*Short exercise*: Look through the records below and collect all lines that hold the string "电力业务许可证".

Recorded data

• • • •

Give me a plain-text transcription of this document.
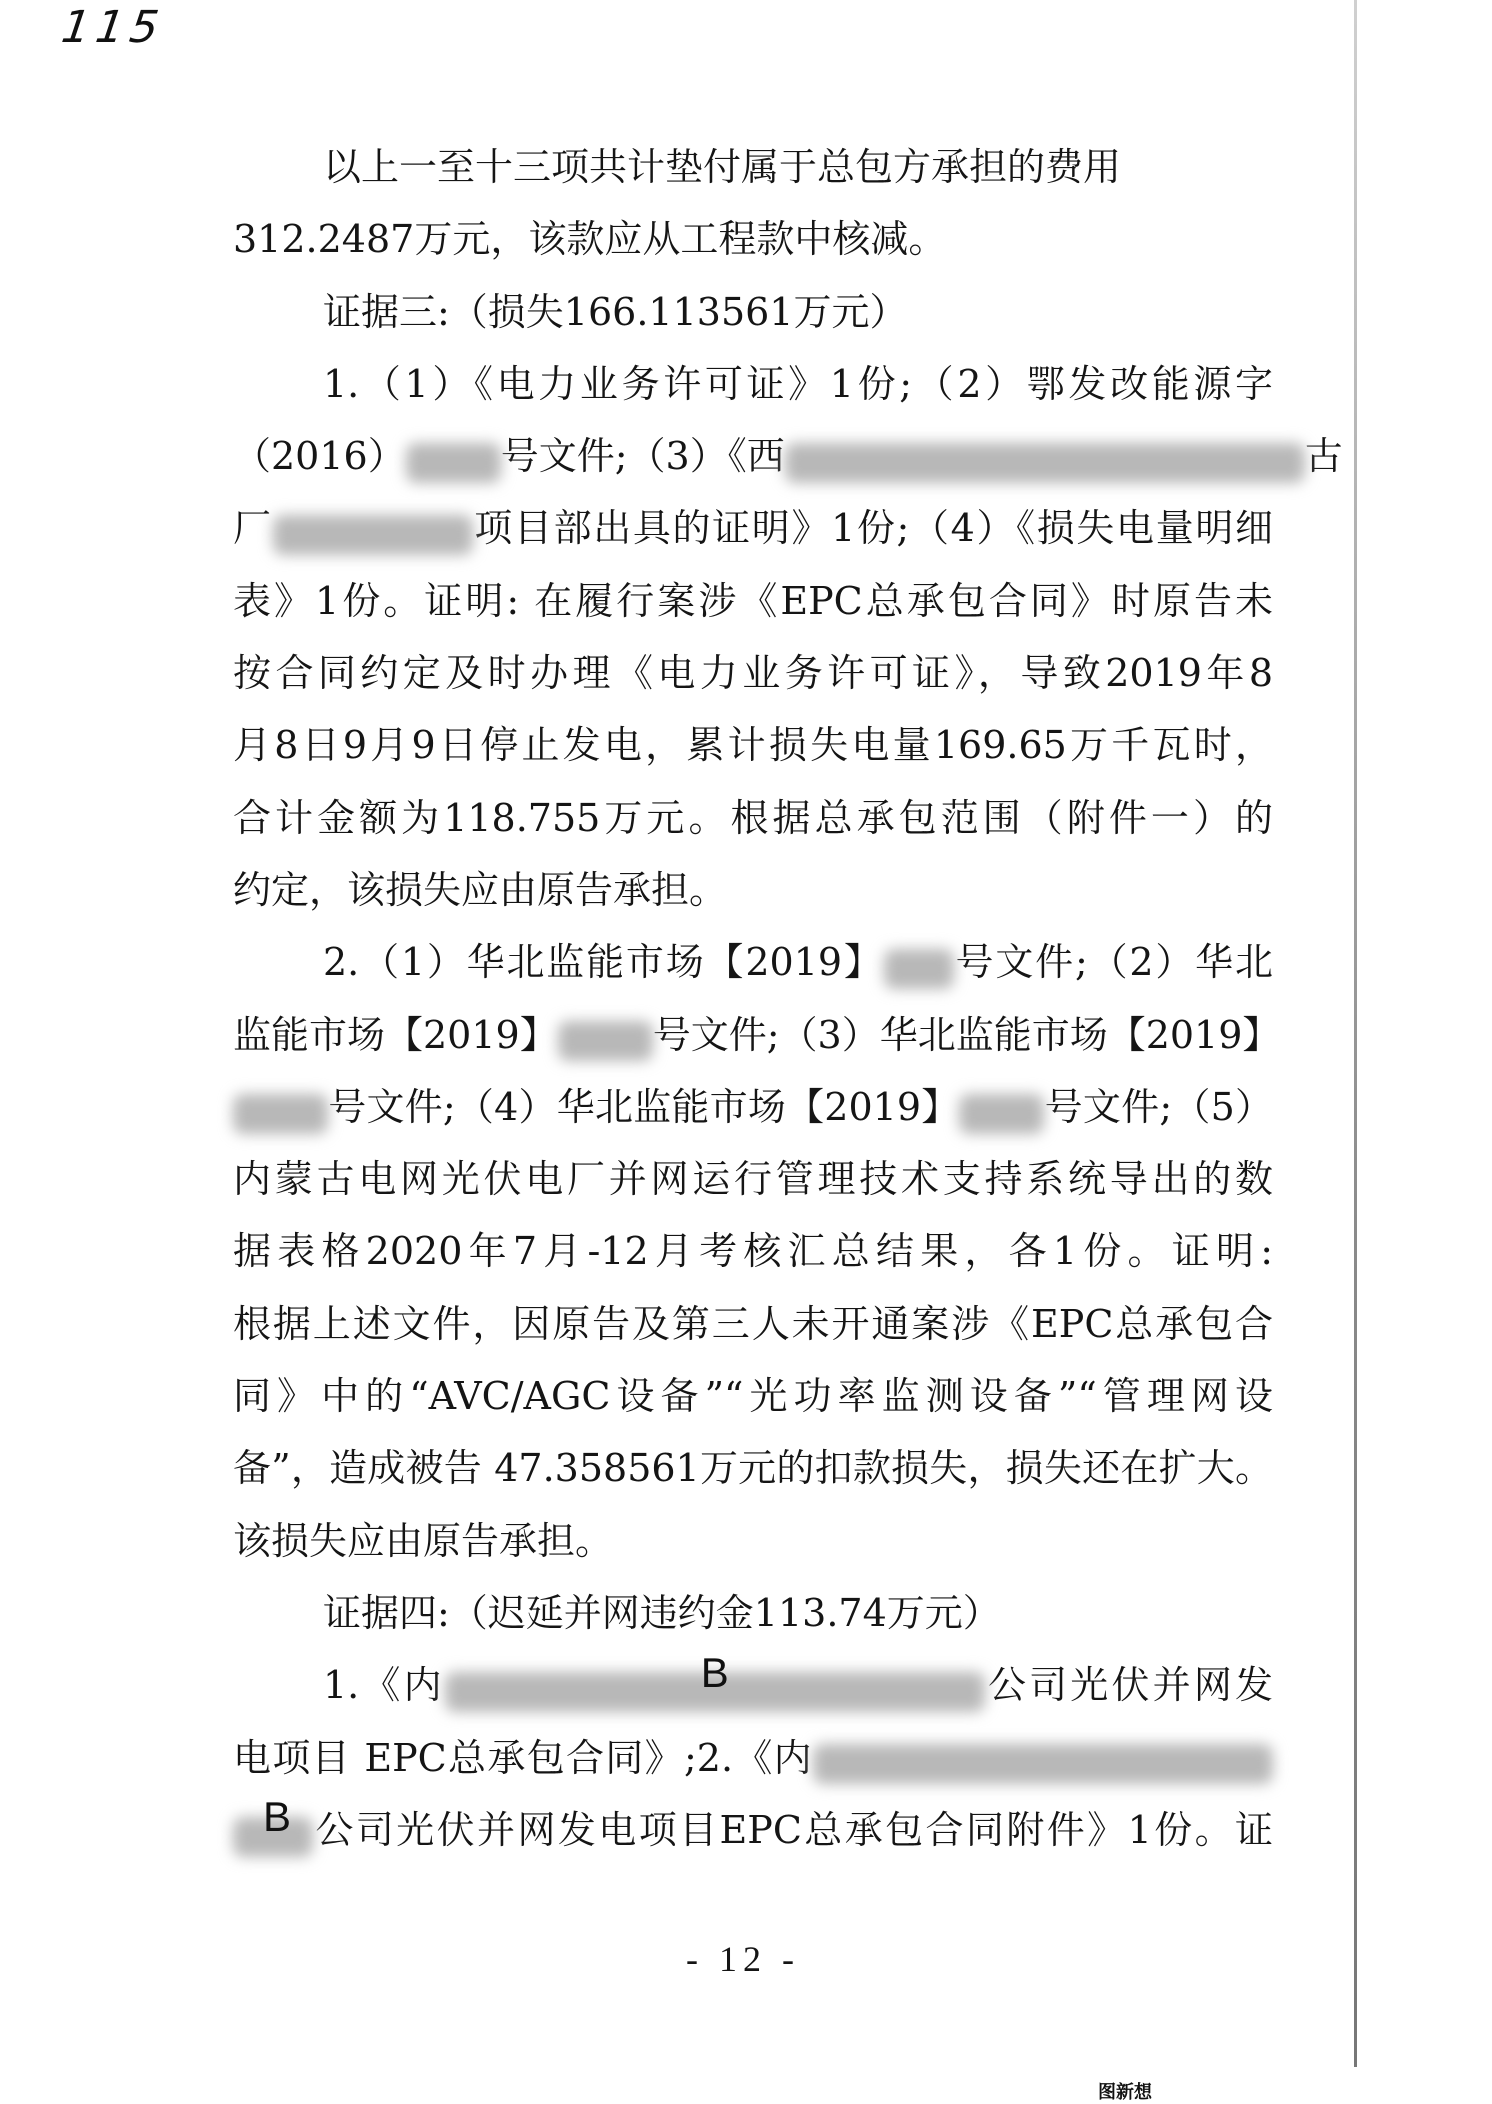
115
以上一至十三项共计垫付属于总包方承担的费用
312.2487万元，该款应从工程款中核减。
证据三:（损失166.113561万元）
1.（1）《电力业务许可证》1份;（2）鄂发改能源字
（2016）	号文件;（3）《西	古
厂	项目部出具的证明》1份;（4）《损失电量明细
表》1份。证明: 在履行案涉《EPC总承包合同》时原告未
按合同约定及时办理《电力业务许可证》，导致2019年8
月8日9月9日停止发电，累计损失电量169.65万千瓦时，
合计金额为118.755万元。根据总承包范围（附件一）的
约定，该损失应由原告承担。
2.（1）华北监能市场【2019】 号文件;（2）华北
监能市场【2019】	号文件;（3）华北监能市场【2019】
号文件;（4）华北监能市场【2019】 号文件;（5）
内蒙古电网光伏电厂并网运行管理技术支持系统导出的数
据表格2020年7月-12月考核汇总结果，各1份。证明:
根据上述文件，因原告及第三人未开通案涉《EPC总承包合
同》中的“AVC/AGC设备”“光功率监测设备”“管理网设
备”，造成被告 47.358561万元的扣款损失，损失还在扩大。
该损失应由原告承担。
证据四:（迟延并网违约金113.74万元）
1.《内	B	公司光伏并网发
电项目 EPC总承包合同》;2.《内
B 公司光伏并网发电项目EPC总承包合同附件》1份。证
- 12 -
图新想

• • • •

*Exercise solution*:
1.（1）《电力业务许可证》1份;（2）鄂发改能源字
按合同约定及时办理《电力业务许可证》，导致2019年8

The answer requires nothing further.